Do this: Scan each line of the records for the word "предоставление" and extract the ones that have it.

[Stored entries]
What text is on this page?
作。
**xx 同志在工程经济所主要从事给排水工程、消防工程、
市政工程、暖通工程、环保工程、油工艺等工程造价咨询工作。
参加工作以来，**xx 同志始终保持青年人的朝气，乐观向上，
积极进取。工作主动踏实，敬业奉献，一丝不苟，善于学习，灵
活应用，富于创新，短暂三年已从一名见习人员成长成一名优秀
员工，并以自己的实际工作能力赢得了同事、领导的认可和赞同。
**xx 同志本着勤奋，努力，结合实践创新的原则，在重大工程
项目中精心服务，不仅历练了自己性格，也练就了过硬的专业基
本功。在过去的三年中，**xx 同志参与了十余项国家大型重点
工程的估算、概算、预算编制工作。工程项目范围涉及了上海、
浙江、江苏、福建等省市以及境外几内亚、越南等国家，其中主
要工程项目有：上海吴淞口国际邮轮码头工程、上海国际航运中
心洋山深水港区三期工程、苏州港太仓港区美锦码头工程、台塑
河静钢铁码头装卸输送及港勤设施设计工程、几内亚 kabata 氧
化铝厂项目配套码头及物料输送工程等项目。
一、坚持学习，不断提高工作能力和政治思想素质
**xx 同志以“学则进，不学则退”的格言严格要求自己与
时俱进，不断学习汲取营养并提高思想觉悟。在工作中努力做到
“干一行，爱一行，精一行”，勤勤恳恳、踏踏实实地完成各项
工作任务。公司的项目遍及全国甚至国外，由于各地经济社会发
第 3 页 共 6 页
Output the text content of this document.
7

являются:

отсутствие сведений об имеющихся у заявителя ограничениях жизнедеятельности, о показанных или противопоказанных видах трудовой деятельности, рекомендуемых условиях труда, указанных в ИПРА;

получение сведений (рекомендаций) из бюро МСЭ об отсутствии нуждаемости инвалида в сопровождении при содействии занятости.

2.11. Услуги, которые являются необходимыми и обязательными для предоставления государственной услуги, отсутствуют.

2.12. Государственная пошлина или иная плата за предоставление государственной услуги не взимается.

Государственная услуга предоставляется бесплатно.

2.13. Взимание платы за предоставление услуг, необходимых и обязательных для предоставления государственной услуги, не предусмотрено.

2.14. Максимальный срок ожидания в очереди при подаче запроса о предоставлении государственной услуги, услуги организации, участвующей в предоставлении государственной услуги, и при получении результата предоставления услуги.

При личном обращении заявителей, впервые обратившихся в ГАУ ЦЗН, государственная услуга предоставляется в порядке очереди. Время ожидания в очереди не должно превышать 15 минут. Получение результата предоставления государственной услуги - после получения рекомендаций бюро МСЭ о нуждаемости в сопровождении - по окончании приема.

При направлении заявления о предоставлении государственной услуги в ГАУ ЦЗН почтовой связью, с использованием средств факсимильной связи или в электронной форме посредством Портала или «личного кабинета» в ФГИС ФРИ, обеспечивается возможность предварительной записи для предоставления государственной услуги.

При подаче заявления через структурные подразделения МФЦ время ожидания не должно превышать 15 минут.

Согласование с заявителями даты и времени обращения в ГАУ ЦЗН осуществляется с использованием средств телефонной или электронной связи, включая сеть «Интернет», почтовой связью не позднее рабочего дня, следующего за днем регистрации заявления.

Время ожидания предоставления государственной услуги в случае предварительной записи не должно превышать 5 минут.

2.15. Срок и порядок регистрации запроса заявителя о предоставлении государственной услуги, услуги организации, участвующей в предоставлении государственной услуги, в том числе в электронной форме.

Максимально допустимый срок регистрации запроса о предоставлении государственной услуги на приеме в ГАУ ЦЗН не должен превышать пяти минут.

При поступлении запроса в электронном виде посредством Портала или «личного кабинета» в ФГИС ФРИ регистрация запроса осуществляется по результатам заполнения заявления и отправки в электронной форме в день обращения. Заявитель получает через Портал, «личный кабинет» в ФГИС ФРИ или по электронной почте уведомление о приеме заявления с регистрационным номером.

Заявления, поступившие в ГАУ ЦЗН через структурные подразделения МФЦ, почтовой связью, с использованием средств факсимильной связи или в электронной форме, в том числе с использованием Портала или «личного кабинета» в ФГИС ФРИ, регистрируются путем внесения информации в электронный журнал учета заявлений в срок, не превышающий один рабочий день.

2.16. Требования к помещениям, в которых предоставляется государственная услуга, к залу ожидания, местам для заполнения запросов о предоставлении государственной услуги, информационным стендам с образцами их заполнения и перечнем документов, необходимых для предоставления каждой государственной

Final result:
2.12. Государственная пошлина или иная плата за предоставление государственной услуги не взимается.
2.13. Взимание платы за предоставление услуг, необходимых и обязательных для предоставления государственной услуги, не предусмотрено.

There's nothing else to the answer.